→ EXERCISE TASK
Write the listing below out again exactly, dropping the images.

== RAW DATA

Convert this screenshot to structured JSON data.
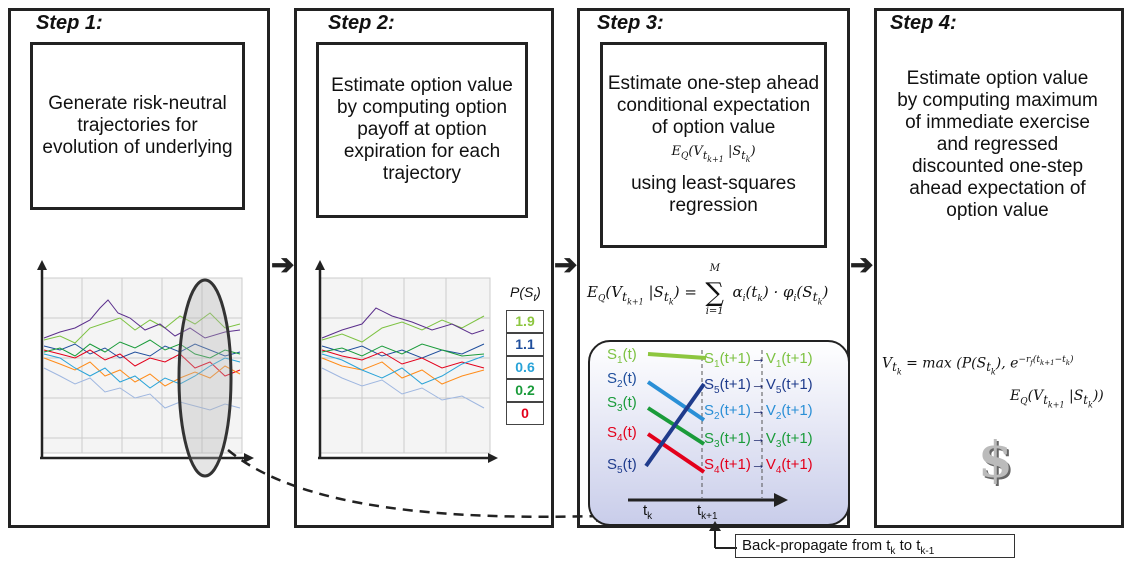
{
  "steps": [
    {
      "title": "Step 1:",
      "text": "Generate risk-neutral trajectories for evolution  of underlying"
    },
    {
      "title": "Step 2:",
      "text": "Estimate option value by computing option payoff at option expiration for each trajectory"
    },
    {
      "title": "Step 3:",
      "text_line1": "Estimate one-step ahead conditional expectation of option value",
      "text_line2": "using least-squares regression"
    },
    {
      "title": "Step 4:",
      "text": "Estimate option value by computing maximum of immediate exercise and regressed discounted one-step ahead expectation of option value"
    }
  ],
  "payoff": {
    "title": "P(S",
    "title_sub": "t",
    "title_end": ")",
    "values": [
      "1.9",
      "1.1",
      "0.6",
      "0.2",
      "0"
    ],
    "colors": [
      "#8dc63f",
      "#1f4e9c",
      "#29a3d8",
      "#1a9b3a",
      "#e3001b"
    ]
  },
  "regression_formula": {
    "lhs": "E",
    "q": "Q",
    "args": "(V",
    "sub1": "t",
    "subk1": "k+1",
    "bar": " |S",
    "subk": "k",
    "close": ") =",
    "sum_top": "M",
    "sum_bottom": "i=1",
    "rhs": "α",
    "rhs_i": "i",
    "rhs_rest": "(t",
    "rhs_rest2": ") · φ",
    "rhs_rest3": "(S",
    "rhs_close": ")"
  },
  "mapping": {
    "left": [
      {
        "s": "S",
        "i": "1",
        "t": "(t)",
        "color": "#7dc242"
      },
      {
        "s": "S",
        "i": "2",
        "t": "(t)",
        "color": "#1f4e9c"
      },
      {
        "s": "S",
        "i": "3",
        "t": "(t)",
        "color": "#1a9b3a"
      },
      {
        "s": "S",
        "i": "4",
        "t": "(t)",
        "color": "#e3001b"
      },
      {
        "s": "S",
        "i": "5",
        "t": "(t)",
        "color": "#1f3b8c"
      }
    ],
    "right": [
      {
        "s": "S",
        "i": "1",
        "t": "(t+1)",
        "arrow": "→",
        "v": "V",
        "vi": "1",
        "vt": "(t+1)",
        "color": "#7dc242"
      },
      {
        "s": "S",
        "i": "5",
        "t": "(t+1)",
        "arrow": "→",
        "v": "V",
        "vi": "5",
        "vt": "(t+1)",
        "color": "#1f3b8c"
      },
      {
        "s": "S",
        "i": "2",
        "t": "(t+1)",
        "arrow": "→",
        "v": "V",
        "vi": "2",
        "vt": "(t+1)",
        "color": "#2a8fd6"
      },
      {
        "s": "S",
        "i": "3",
        "t": "(t+1)",
        "arrow": "→",
        "v": "V",
        "vi": "3",
        "vt": "(t+1)",
        "color": "#1a9b3a"
      },
      {
        "s": "S",
        "i": "4",
        "t": "(t+1)",
        "arrow": "→",
        "v": "V",
        "vi": "4",
        "vt": "(t+1)",
        "color": "#e3001b"
      }
    ],
    "tk": "t",
    "tk_sub": "k",
    "tk1": "t",
    "tk1_sub": "k+1"
  },
  "cond_exp": {
    "e": "E",
    "q": "Q",
    "v": "(V",
    "sub": "t",
    "subsub": "k+1",
    "bar": " |S",
    "subsub2": "k",
    "close": ")"
  },
  "value_formula": {
    "v": "V",
    "vsub": "t",
    "vsubsub": "k",
    "eq": " = max ",
    "p": "(P(S",
    "psub": "t",
    "psubsub": "k",
    "pclose": "),",
    "exp": " e",
    "sup": "−r",
    "supsub": "f",
    "sup_rest": "(t",
    "sup_rest_sub": "k+1",
    "sup_rest2": "−t",
    "sup_rest2_sub": "k",
    "sup_close": ")",
    "e2": "E",
    "q": "Q",
    "v2": "(V",
    "sub2": "t",
    "subsub2": "k+1",
    "bar": " |S",
    "subsub3": "k",
    "close": "))"
  },
  "back_propagate": {
    "text": "Back-propagate from t",
    "sub1": "k",
    "mid": " to t",
    "sub2": "k-1"
  },
  "dollar": "$",
  "arrow_glyph": "➔"
}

====

→ RESULT FOR THIS TASK
Convert this screenshot to structured JSON data.
{
  "steps": [
    {
      "title": "Step 1:",
      "text": "Generate risk-neutral trajectories for evolution  of underlying"
    },
    {
      "title": "Step 2:",
      "text": "Estimate option value by computing option payoff at option expiration for each trajectory"
    },
    {
      "title": "Step 3:",
      "text_line1": "Estimate one-step ahead conditional expectation of option value",
      "text_line2": "using least-squares regression"
    },
    {
      "title": "Step 4:",
      "text": "Estimate option value by computing maximum of immediate exercise and regressed discounted one-step ahead expectation of option value"
    }
  ],
  "payoff": {
    "title": "P(S",
    "title_sub": "t",
    "title_end": ")",
    "values": [
      "1.9",
      "1.1",
      "0.6",
      "0.2",
      "0"
    ],
    "colors": [
      "#8dc63f",
      "#1f4e9c",
      "#29a3d8",
      "#1a9b3a",
      "#e3001b"
    ]
  },
  "regression_formula": {
    "lhs": "E",
    "q": "Q",
    "args": "(V",
    "sub1": "t",
    "subk1": "k+1",
    "bar": " |S",
    "subk": "k",
    "close": ") =",
    "sum_top": "M",
    "sum_bottom": "i=1",
    "rhs": "α",
    "rhs_i": "i",
    "rhs_rest": "(t",
    "rhs_rest2": ") · φ",
    "rhs_rest3": "(S",
    "rhs_close": ")"
  },
  "mapping": {
    "left": [
      {
        "s": "S",
        "i": "1",
        "t": "(t)",
        "color": "#7dc242"
      },
      {
        "s": "S",
        "i": "2",
        "t": "(t)",
        "color": "#1f4e9c"
      },
      {
        "s": "S",
        "i": "3",
        "t": "(t)",
        "color": "#1a9b3a"
      },
      {
        "s": "S",
        "i": "4",
        "t": "(t)",
        "color": "#e3001b"
      },
      {
        "s": "S",
        "i": "5",
        "t": "(t)",
        "color": "#1f3b8c"
      }
    ],
    "right": [
      {
        "s": "S",
        "i": "1",
        "t": "(t+1)",
        "arrow": "→",
        "v": "V",
        "vi": "1",
        "vt": "(t+1)",
        "color": "#7dc242"
      },
      {
        "s": "S",
        "i": "5",
        "t": "(t+1)",
        "arrow": "→",
        "v": "V",
        "vi": "5",
        "vt": "(t+1)",
        "color": "#1f3b8c"
      },
      {
        "s": "S",
        "i": "2",
        "t": "(t+1)",
        "arrow": "→",
        "v": "V",
        "vi": "2",
        "vt": "(t+1)",
        "color": "#2a8fd6"
      },
      {
        "s": "S",
        "i": "3",
        "t": "(t+1)",
        "arrow": "→",
        "v": "V",
        "vi": "3",
        "vt": "(t+1)",
        "color": "#1a9b3a"
      },
      {
        "s": "S",
        "i": "4",
        "t": "(t+1)",
        "arrow": "→",
        "v": "V",
        "vi": "4",
        "vt": "(t+1)",
        "color": "#e3001b"
      }
    ],
    "tk": "t",
    "tk_sub": "k",
    "tk1": "t",
    "tk1_sub": "k+1"
  },
  "cond_exp": {
    "e": "E",
    "q": "Q",
    "v": "(V",
    "sub": "t",
    "subsub": "k+1",
    "bar": " |S",
    "subsub2": "k",
    "close": ")"
  },
  "value_formula": {
    "v": "V",
    "vsub": "t",
    "vsubsub": "k",
    "eq": " = max ",
    "p": "(P(S",
    "psub": "t",
    "psubsub": "k",
    "pclose": "),",
    "exp": " e",
    "sup": "−r",
    "supsub": "f",
    "sup_rest": "(t",
    "sup_rest_sub": "k+1",
    "sup_rest2": "−t",
    "sup_rest2_sub": "k",
    "sup_close": ")",
    "e2": "E",
    "q": "Q",
    "v2": "(V",
    "sub2": "t",
    "subsub2": "k+1",
    "bar": " |S",
    "subsub3": "k",
    "close": "))"
  },
  "back_propagate": {
    "text": "Back-propagate from t",
    "sub1": "k",
    "mid": " to t",
    "sub2": "k-1"
  },
  "dollar": "$",
  "arrow_glyph": "➔"
}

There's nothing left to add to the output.